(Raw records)
§ §
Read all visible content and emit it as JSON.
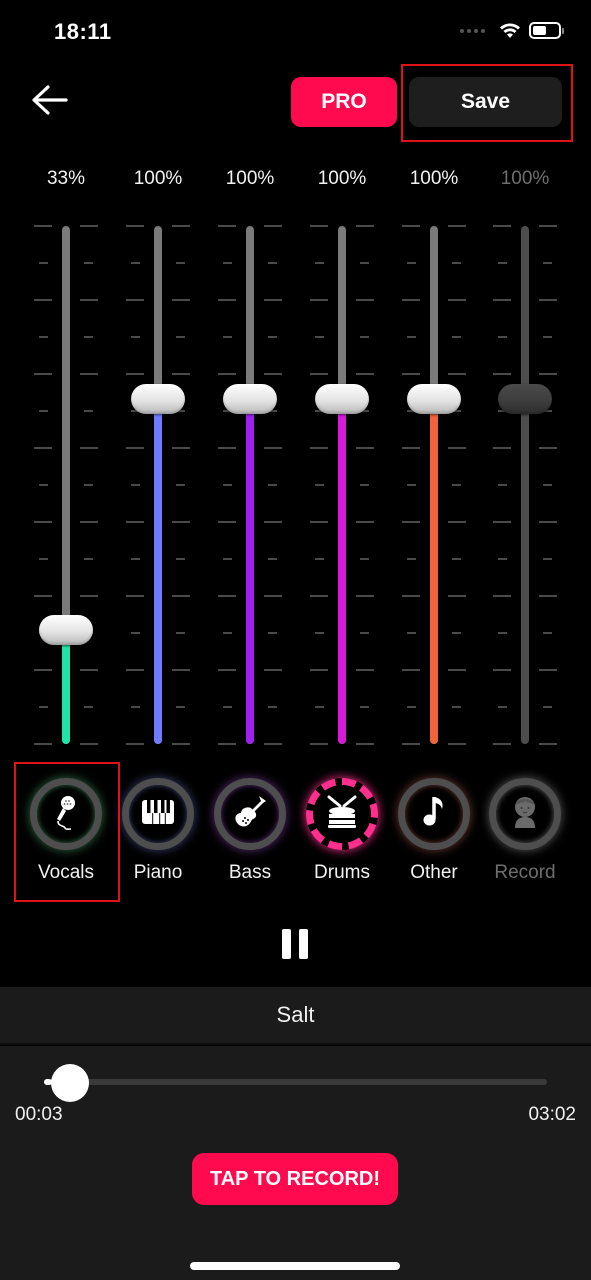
{
  "status_bar": {
    "time": "18:11",
    "battery_level": 0.55
  },
  "top_bar": {
    "back_icon": "arrow-left-icon",
    "pro_label": "PRO",
    "save_label": "Save",
    "pro_color": "#ff0a4f"
  },
  "mixer": {
    "max_percent": 150,
    "channels": [
      {
        "name": "Vocals",
        "percent_label": "33%",
        "value": 33,
        "color": "#1fe6a6",
        "enabled": true,
        "icon": "microphone-icon",
        "ring_color": "#2f6b45"
      },
      {
        "name": "Piano",
        "percent_label": "100%",
        "value": 100,
        "color": "#6f7cff",
        "enabled": true,
        "icon": "piano-keys-icon",
        "ring_color": "#3b4170"
      },
      {
        "name": "Bass",
        "percent_label": "100%",
        "value": 100,
        "color": "#a020f0",
        "enabled": true,
        "icon": "electric-guitar-icon",
        "ring_color": "#5a2c74"
      },
      {
        "name": "Drums",
        "percent_label": "100%",
        "value": 100,
        "color": "#d61ad9",
        "enabled": true,
        "icon": "drum-icon",
        "ring_color": "#ff2f8e",
        "active": true
      },
      {
        "name": "Other",
        "percent_label": "100%",
        "value": 100,
        "color": "#f0643c",
        "enabled": true,
        "icon": "music-note-icon",
        "ring_color": "#6b3a33"
      },
      {
        "name": "Record",
        "percent_label": "100%",
        "value": 100,
        "color": "#4d4d4d",
        "enabled": false,
        "icon": "user-avatar-icon",
        "ring_color": "#5a5a5a"
      }
    ]
  },
  "playback": {
    "state": "playing",
    "song_title": "Salt",
    "current_time": "00:03",
    "total_time": "03:02",
    "progress": 0.016
  },
  "record_button_label": "TAP TO RECORD!"
}
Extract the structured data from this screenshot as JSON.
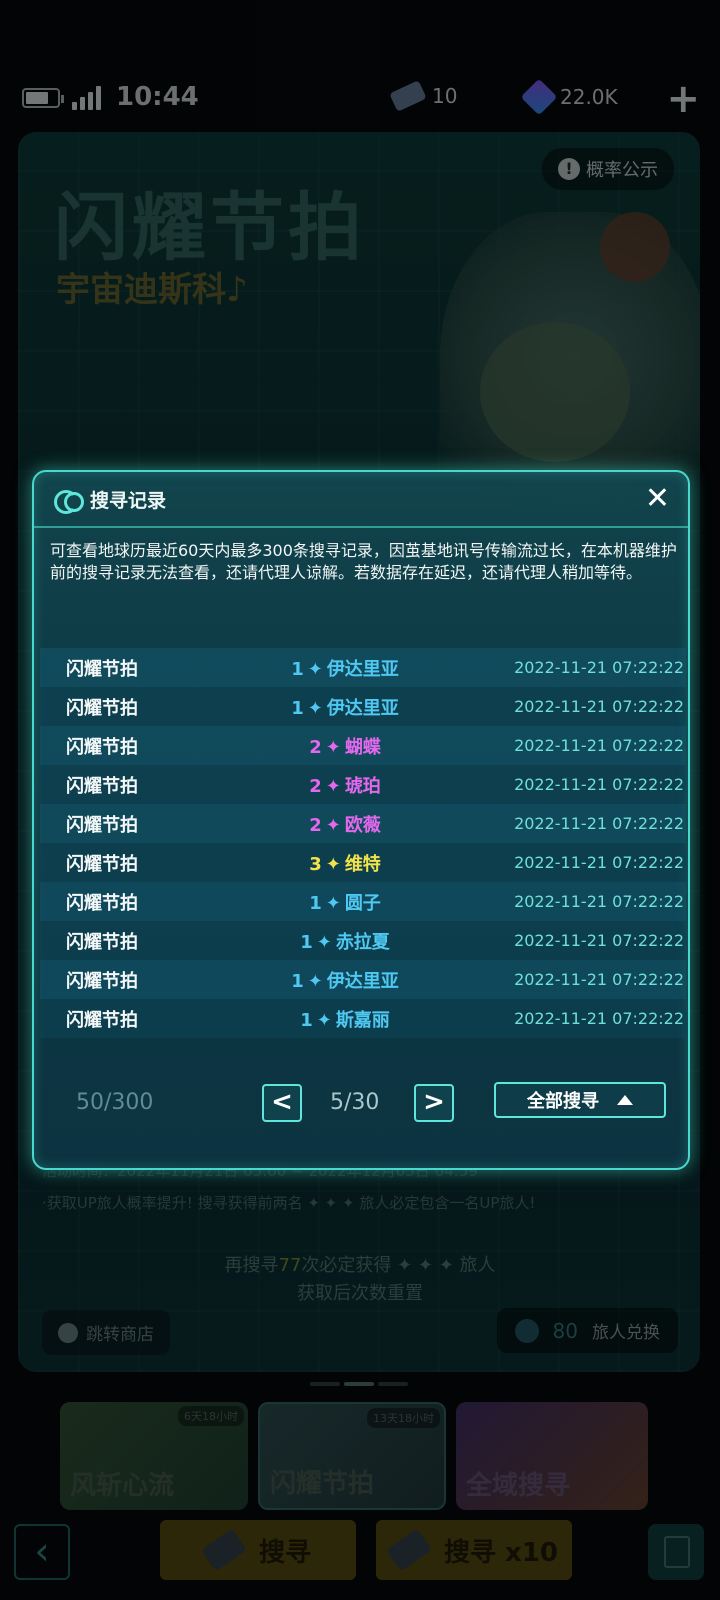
{
  "status": {
    "time": "10:44",
    "tickets": "10",
    "gems": "22.0K"
  },
  "banner": {
    "title": "闪耀节拍",
    "subtitle": "宇宙迪斯科♪",
    "probability_label": "概率公示",
    "period": "活动时间：2022年11月21日 05:00 ~ 2022年12月05日 04:59",
    "rule": "·获取UP旅人概率提升! 搜寻获得前两名 ✦ ✦ ✦ 旅人必定包含一名UP旅人!",
    "pity_line1_prefix": "再搜寻",
    "pity_count": "77",
    "pity_line1_suffix": "次必定获得 ✦ ✦ ✦ 旅人",
    "pity_line2": "获取后次数重置",
    "shop_label": "跳转商店",
    "exchange_count": "80",
    "exchange_label": "旅人兑换"
  },
  "pool_tabs": [
    {
      "label": "风斩心流",
      "timer": "6天18小时"
    },
    {
      "label": "闪耀节拍",
      "timer": "13天18小时"
    },
    {
      "label": "全域搜寻",
      "timer": ""
    }
  ],
  "bottom": {
    "pull_one": "搜寻",
    "pull_ten": "搜寻  x10"
  },
  "dialog": {
    "title": "搜寻记录",
    "description": "可查看地球历最近60天内最多300条搜寻记录，因茧基地讯号传输流过长，在本机器维护前的搜寻记录无法查看，还请代理人谅解。若数据存在延迟，还请代理人稍加等待。",
    "records": [
      {
        "pool": "闪耀节拍",
        "rarity": "1",
        "name": "伊达里亚",
        "color": "#4fc8f2",
        "time": "2022-11-21 07:22:22"
      },
      {
        "pool": "闪耀节拍",
        "rarity": "1",
        "name": "伊达里亚",
        "color": "#4fc8f2",
        "time": "2022-11-21 07:22:22"
      },
      {
        "pool": "闪耀节拍",
        "rarity": "2",
        "name": "蝴蝶",
        "color": "#e468ee",
        "time": "2022-11-21 07:22:22"
      },
      {
        "pool": "闪耀节拍",
        "rarity": "2",
        "name": "琥珀",
        "color": "#e468ee",
        "time": "2022-11-21 07:22:22"
      },
      {
        "pool": "闪耀节拍",
        "rarity": "2",
        "name": "欧薇",
        "color": "#e468ee",
        "time": "2022-11-21 07:22:22"
      },
      {
        "pool": "闪耀节拍",
        "rarity": "3",
        "name": "维特",
        "color": "#f2e34a",
        "time": "2022-11-21 07:22:22"
      },
      {
        "pool": "闪耀节拍",
        "rarity": "1",
        "name": "圆子",
        "color": "#4fc8f2",
        "time": "2022-11-21 07:22:22"
      },
      {
        "pool": "闪耀节拍",
        "rarity": "1",
        "name": "赤拉夏",
        "color": "#4fc8f2",
        "time": "2022-11-21 07:22:22"
      },
      {
        "pool": "闪耀节拍",
        "rarity": "1",
        "name": "伊达里亚",
        "color": "#4fc8f2",
        "time": "2022-11-21 07:22:22"
      },
      {
        "pool": "闪耀节拍",
        "rarity": "1",
        "name": "斯嘉丽",
        "color": "#4fc8f2",
        "time": "2022-11-21 07:22:22"
      }
    ],
    "count": "50/300",
    "page": "5/30",
    "prev": "<",
    "next": ">",
    "filter_label": "全部搜寻"
  }
}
§ §
§ **TASK REQUIREMENTS**
Repeat the material above word for word, please, apart from its images.

§ **COMPLETE RESPONSE**
Read all visible content and emit it as JSON.
{
  "status_bar": {
    "time": "18:11",
    "battery_level": 0.55
  },
  "top_bar": {
    "back_icon": "arrow-left-icon",
    "pro_label": "PRO",
    "save_label": "Save",
    "pro_color": "#ff0a4f"
  },
  "mixer": {
    "max_percent": 150,
    "channels": [
      {
        "name": "Vocals",
        "percent_label": "33%",
        "value": 33,
        "color": "#1fe6a6",
        "enabled": true,
        "icon": "microphone-icon",
        "ring_color": "#2f6b45"
      },
      {
        "name": "Piano",
        "percent_label": "100%",
        "value": 100,
        "color": "#6f7cff",
        "enabled": true,
        "icon": "piano-keys-icon",
        "ring_color": "#3b4170"
      },
      {
        "name": "Bass",
        "percent_label": "100%",
        "value": 100,
        "color": "#a020f0",
        "enabled": true,
        "icon": "electric-guitar-icon",
        "ring_color": "#5a2c74"
      },
      {
        "name": "Drums",
        "percent_label": "100%",
        "value": 100,
        "color": "#d61ad9",
        "enabled": true,
        "icon": "drum-icon",
        "ring_color": "#ff2f8e",
        "active": true
      },
      {
        "name": "Other",
        "percent_label": "100%",
        "value": 100,
        "color": "#f0643c",
        "enabled": true,
        "icon": "music-note-icon",
        "ring_color": "#6b3a33"
      },
      {
        "name": "Record",
        "percent_label": "100%",
        "value": 100,
        "color": "#4d4d4d",
        "enabled": false,
        "icon": "user-avatar-icon",
        "ring_color": "#5a5a5a"
      }
    ]
  },
  "playback": {
    "state": "playing",
    "song_title": "Salt",
    "current_time": "00:03",
    "total_time": "03:02",
    "progress": 0.016
  },
  "record_button_label": "TAP TO RECORD!"
}
Extract the structured data from this screenshot as JSON.
{
  "status": {
    "time": "10:44",
    "tickets": "10",
    "gems": "22.0K"
  },
  "banner": {
    "title": "闪耀节拍",
    "subtitle": "宇宙迪斯科♪",
    "probability_label": "概率公示",
    "period": "活动时间：2022年11月21日 05:00 ~ 2022年12月05日 04:59",
    "rule": "·获取UP旅人概率提升! 搜寻获得前两名 ✦ ✦ ✦ 旅人必定包含一名UP旅人!",
    "pity_line1_prefix": "再搜寻",
    "pity_count": "77",
    "pity_line1_suffix": "次必定获得 ✦ ✦ ✦ 旅人",
    "pity_line2": "获取后次数重置",
    "shop_label": "跳转商店",
    "exchange_count": "80",
    "exchange_label": "旅人兑换"
  },
  "pool_tabs": [
    {
      "label": "风斩心流",
      "timer": "6天18小时"
    },
    {
      "label": "闪耀节拍",
      "timer": "13天18小时"
    },
    {
      "label": "全域搜寻",
      "timer": ""
    }
  ],
  "bottom": {
    "pull_one": "搜寻",
    "pull_ten": "搜寻  x10"
  },
  "dialog": {
    "title": "搜寻记录",
    "description": "可查看地球历最近60天内最多300条搜寻记录，因茧基地讯号传输流过长，在本机器维护前的搜寻记录无法查看，还请代理人谅解。若数据存在延迟，还请代理人稍加等待。",
    "records": [
      {
        "pool": "闪耀节拍",
        "rarity": "1",
        "name": "伊达里亚",
        "color": "#4fc8f2",
        "time": "2022-11-21 07:22:22"
      },
      {
        "pool": "闪耀节拍",
        "rarity": "1",
        "name": "伊达里亚",
        "color": "#4fc8f2",
        "time": "2022-11-21 07:22:22"
      },
      {
        "pool": "闪耀节拍",
        "rarity": "2",
        "name": "蝴蝶",
        "color": "#e468ee",
        "time": "2022-11-21 07:22:22"
      },
      {
        "pool": "闪耀节拍",
        "rarity": "2",
        "name": "琥珀",
        "color": "#e468ee",
        "time": "2022-11-21 07:22:22"
      },
      {
        "pool": "闪耀节拍",
        "rarity": "2",
        "name": "欧薇",
        "color": "#e468ee",
        "time": "2022-11-21 07:22:22"
      },
      {
        "pool": "闪耀节拍",
        "rarity": "3",
        "name": "维特",
        "color": "#f2e34a",
        "time": "2022-11-21 07:22:22"
      },
      {
        "pool": "闪耀节拍",
        "rarity": "1",
        "name": "圆子",
        "color": "#4fc8f2",
        "time": "2022-11-21 07:22:22"
      },
      {
        "pool": "闪耀节拍",
        "rarity": "1",
        "name": "赤拉夏",
        "color": "#4fc8f2",
        "time": "2022-11-21 07:22:22"
      },
      {
        "pool": "闪耀节拍",
        "rarity": "1",
        "name": "伊达里亚",
        "color": "#4fc8f2",
        "time": "2022-11-21 07:22:22"
      },
      {
        "pool": "闪耀节拍",
        "rarity": "1",
        "name": "斯嘉丽",
        "color": "#4fc8f2",
        "time": "2022-11-21 07:22:22"
      }
    ],
    "count": "50/300",
    "page": "5/30",
    "prev": "<",
    "next": ">",
    "filter_label": "全部搜寻"
  }
}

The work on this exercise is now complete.